Collection entries
_____

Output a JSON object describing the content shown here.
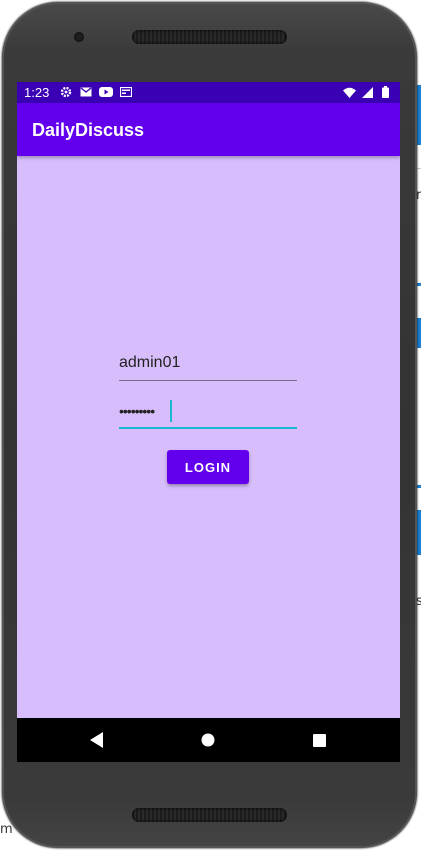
{
  "status_bar": {
    "time": "1:23",
    "left_icons": [
      "gear-icon",
      "mail-icon",
      "youtube-icon",
      "card-icon"
    ],
    "right_icons": [
      "wifi-icon",
      "signal-icon",
      "battery-icon"
    ]
  },
  "app_bar": {
    "title": "DailyDiscuss"
  },
  "login_form": {
    "username_value": "admin01",
    "password_value": "•••••••••",
    "login_label": "LOGIN"
  },
  "nav_bar": {
    "buttons": [
      "back-icon",
      "home-icon",
      "recents-icon"
    ]
  },
  "background": {
    "letters": [
      "r",
      "s",
      "m"
    ]
  },
  "colors": {
    "status_bar": "#3a00b3",
    "app_bar": "#6200ee",
    "screen_bg": "#d7bdfc",
    "focus_accent": "#1ab7d6",
    "button": "#6200ee"
  }
}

_____

→ Exercise task
Set every line down exactly as written, leaving each picture out.

→ Response
Output a JSON object describing the content shown here.
{
  "status_bar": {
    "time": "1:23",
    "left_icons": [
      "gear-icon",
      "mail-icon",
      "youtube-icon",
      "card-icon"
    ],
    "right_icons": [
      "wifi-icon",
      "signal-icon",
      "battery-icon"
    ]
  },
  "app_bar": {
    "title": "DailyDiscuss"
  },
  "login_form": {
    "username_value": "admin01",
    "password_value": "•••••••••",
    "login_label": "LOGIN"
  },
  "nav_bar": {
    "buttons": [
      "back-icon",
      "home-icon",
      "recents-icon"
    ]
  },
  "background": {
    "letters": [
      "r",
      "s",
      "m"
    ]
  },
  "colors": {
    "status_bar": "#3a00b3",
    "app_bar": "#6200ee",
    "screen_bg": "#d7bdfc",
    "focus_accent": "#1ab7d6",
    "button": "#6200ee"
  }
}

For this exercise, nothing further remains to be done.